--- WRITTEN REQUEST ---
Note each line where "effect" appears, and copy it.

* Begin *

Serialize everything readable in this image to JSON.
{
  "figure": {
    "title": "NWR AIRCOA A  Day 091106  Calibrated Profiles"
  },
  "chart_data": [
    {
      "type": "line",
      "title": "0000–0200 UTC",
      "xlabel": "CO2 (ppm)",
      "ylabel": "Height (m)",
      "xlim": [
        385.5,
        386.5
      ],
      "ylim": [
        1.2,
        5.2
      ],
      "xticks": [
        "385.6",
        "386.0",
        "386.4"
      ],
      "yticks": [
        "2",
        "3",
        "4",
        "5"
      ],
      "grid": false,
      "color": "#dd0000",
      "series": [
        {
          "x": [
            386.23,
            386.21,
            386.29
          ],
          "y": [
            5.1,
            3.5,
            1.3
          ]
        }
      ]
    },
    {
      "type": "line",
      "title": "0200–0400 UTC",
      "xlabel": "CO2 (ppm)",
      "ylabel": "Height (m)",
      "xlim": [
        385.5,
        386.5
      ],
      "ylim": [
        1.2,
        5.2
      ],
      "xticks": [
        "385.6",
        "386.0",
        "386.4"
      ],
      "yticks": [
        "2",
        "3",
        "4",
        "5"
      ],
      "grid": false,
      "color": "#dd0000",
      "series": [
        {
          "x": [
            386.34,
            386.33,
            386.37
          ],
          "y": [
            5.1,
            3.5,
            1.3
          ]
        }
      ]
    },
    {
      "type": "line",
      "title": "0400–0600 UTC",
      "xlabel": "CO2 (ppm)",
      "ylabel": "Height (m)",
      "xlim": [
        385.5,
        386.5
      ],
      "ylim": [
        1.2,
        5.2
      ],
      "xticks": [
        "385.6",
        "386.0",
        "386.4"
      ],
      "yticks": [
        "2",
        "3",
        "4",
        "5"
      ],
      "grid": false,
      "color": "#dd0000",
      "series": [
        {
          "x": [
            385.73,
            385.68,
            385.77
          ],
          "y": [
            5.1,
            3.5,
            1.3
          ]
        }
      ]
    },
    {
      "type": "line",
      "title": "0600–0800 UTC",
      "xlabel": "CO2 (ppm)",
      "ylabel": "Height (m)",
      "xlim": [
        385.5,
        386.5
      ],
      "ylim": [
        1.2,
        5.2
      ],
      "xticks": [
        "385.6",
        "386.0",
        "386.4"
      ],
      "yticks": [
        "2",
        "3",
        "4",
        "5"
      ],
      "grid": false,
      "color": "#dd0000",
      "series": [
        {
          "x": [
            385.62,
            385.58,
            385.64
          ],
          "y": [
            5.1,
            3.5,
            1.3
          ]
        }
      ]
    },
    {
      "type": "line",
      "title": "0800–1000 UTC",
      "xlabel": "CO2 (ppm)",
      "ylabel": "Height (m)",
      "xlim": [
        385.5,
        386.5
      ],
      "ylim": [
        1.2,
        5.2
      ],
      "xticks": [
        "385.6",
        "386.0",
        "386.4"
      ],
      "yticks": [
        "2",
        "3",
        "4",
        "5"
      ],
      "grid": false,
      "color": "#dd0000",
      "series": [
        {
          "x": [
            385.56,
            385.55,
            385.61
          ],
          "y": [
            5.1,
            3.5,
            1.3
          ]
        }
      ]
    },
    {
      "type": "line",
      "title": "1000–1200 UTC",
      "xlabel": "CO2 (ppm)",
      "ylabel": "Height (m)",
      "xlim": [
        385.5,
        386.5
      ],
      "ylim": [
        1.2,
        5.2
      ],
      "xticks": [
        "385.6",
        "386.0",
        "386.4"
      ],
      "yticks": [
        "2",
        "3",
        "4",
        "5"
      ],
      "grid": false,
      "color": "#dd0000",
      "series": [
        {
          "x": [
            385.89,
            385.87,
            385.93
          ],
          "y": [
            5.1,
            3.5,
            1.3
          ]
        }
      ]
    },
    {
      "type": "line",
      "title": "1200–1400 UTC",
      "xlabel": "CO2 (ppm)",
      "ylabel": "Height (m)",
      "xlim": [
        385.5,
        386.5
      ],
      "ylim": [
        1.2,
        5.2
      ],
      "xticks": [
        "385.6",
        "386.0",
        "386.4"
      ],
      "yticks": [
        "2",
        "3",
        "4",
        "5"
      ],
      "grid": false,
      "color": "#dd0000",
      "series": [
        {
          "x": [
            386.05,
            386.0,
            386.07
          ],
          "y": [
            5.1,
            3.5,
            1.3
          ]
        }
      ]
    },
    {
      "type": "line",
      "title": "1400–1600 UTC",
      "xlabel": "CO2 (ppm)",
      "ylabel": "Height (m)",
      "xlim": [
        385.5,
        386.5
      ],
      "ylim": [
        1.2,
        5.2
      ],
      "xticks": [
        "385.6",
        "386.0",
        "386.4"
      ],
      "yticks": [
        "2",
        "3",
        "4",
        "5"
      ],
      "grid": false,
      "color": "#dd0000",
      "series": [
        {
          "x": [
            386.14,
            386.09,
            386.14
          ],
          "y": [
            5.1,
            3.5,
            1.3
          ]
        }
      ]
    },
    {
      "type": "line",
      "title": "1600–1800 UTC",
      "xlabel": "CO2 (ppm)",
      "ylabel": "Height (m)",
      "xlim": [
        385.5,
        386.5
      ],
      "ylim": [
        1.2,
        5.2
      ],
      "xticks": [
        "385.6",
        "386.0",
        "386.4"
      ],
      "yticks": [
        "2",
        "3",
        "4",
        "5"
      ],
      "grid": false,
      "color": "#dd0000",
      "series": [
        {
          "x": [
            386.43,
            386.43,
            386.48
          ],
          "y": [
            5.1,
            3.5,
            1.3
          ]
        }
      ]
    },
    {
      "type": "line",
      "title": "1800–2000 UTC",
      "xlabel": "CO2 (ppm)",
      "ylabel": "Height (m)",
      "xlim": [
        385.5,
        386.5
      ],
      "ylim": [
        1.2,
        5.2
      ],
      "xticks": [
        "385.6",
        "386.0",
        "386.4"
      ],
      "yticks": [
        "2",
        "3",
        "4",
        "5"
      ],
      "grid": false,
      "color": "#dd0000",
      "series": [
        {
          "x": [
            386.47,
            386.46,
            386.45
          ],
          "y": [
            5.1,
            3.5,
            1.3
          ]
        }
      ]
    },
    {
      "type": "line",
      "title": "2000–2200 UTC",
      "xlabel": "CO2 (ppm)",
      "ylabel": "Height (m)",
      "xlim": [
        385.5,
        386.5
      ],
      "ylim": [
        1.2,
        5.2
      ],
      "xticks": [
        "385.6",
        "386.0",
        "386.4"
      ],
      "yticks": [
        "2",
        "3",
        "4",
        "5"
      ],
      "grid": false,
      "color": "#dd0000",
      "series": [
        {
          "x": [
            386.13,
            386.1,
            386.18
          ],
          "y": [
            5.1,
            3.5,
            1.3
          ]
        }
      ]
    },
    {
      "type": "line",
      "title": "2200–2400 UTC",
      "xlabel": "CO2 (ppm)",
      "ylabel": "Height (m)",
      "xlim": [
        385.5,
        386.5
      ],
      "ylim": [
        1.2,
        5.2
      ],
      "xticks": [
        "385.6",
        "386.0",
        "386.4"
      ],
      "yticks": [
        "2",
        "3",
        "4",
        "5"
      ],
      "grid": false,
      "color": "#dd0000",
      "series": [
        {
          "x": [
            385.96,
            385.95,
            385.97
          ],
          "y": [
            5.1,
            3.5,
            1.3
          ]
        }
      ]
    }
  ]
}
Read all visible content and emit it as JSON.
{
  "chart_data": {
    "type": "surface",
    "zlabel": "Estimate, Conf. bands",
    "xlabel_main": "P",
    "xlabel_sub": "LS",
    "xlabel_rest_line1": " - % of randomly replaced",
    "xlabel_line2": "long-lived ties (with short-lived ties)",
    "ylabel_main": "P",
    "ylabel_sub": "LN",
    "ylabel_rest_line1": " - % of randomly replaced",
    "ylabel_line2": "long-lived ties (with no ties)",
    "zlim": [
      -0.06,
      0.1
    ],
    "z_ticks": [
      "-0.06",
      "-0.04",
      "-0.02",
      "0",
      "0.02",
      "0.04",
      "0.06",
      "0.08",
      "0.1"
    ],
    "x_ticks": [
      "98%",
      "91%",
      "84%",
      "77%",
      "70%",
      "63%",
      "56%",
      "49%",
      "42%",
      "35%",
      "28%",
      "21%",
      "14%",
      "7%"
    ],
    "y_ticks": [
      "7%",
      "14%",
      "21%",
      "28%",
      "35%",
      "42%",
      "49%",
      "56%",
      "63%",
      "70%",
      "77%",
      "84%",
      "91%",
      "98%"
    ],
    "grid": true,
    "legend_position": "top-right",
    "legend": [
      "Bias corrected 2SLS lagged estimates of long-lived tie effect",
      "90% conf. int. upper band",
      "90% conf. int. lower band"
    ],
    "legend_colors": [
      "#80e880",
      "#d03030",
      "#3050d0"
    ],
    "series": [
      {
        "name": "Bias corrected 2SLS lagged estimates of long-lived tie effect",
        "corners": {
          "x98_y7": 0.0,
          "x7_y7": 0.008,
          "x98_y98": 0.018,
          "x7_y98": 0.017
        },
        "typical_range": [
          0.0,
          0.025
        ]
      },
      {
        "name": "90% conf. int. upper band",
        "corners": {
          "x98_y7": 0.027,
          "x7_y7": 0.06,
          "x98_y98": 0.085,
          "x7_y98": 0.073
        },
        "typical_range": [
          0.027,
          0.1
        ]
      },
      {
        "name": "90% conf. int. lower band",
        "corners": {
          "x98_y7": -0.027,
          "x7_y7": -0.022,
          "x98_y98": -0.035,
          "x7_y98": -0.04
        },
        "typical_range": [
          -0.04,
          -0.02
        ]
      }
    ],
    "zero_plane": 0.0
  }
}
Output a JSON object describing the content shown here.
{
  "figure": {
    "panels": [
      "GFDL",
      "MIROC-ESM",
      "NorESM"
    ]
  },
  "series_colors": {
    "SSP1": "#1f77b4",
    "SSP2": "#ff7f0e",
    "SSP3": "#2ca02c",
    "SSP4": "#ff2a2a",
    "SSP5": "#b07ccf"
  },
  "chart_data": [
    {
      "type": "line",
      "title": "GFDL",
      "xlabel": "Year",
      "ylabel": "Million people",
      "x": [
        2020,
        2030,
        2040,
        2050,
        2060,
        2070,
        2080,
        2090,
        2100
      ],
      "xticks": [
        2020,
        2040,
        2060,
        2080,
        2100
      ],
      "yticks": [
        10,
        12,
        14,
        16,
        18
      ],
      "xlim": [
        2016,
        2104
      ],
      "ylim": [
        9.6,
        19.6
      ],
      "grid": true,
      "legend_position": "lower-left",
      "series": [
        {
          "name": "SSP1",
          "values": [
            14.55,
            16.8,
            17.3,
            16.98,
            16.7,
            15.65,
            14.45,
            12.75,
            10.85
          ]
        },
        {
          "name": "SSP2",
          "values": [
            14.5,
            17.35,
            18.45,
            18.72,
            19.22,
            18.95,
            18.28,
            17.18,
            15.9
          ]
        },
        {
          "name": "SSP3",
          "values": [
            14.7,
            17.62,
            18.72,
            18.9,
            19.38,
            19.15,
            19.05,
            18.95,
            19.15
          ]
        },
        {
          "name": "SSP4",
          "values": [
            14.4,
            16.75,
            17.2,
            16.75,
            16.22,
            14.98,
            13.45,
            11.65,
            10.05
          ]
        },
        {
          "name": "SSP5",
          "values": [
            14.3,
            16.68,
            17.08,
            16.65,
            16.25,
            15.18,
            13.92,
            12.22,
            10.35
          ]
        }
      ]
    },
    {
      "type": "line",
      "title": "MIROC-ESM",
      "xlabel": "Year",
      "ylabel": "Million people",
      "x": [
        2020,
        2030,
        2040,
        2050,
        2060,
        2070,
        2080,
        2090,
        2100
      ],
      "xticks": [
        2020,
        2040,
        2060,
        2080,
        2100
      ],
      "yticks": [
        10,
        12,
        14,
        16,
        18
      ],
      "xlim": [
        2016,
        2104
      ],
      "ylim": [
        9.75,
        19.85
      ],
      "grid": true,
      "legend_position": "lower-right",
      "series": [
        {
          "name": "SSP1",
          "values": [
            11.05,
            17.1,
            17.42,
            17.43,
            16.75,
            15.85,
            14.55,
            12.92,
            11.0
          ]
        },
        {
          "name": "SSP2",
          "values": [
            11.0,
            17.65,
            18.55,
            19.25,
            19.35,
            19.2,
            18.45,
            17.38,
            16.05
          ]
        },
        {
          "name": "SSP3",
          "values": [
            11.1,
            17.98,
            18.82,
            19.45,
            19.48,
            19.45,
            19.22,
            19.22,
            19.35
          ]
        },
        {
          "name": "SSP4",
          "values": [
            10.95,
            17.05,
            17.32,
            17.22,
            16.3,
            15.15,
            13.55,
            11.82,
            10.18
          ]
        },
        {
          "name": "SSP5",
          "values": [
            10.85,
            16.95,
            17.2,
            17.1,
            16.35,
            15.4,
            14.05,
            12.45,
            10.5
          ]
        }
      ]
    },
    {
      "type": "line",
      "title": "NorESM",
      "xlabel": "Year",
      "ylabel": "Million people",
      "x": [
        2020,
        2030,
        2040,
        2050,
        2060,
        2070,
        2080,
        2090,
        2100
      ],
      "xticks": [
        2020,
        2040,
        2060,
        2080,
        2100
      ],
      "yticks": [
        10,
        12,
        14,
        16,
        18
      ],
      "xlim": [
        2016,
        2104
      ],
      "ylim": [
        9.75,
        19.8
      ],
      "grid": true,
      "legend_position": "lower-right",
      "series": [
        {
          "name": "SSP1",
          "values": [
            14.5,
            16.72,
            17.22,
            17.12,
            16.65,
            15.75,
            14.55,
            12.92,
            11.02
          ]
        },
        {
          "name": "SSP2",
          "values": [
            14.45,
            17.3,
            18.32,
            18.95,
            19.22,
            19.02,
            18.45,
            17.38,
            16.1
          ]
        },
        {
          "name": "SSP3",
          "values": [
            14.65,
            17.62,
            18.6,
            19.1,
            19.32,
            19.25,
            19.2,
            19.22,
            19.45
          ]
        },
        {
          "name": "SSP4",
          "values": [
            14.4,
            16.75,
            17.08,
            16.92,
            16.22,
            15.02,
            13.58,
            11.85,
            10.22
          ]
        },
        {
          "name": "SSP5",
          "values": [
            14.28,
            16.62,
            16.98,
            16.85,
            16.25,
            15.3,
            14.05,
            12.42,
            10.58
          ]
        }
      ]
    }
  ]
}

* End *

--- FULL OUTPUT ---
      "Bias corrected 2SLS lagged estimates of long-lived tie effect",
        "name": "Bias corrected 2SLS lagged estimates of long-lived tie effect",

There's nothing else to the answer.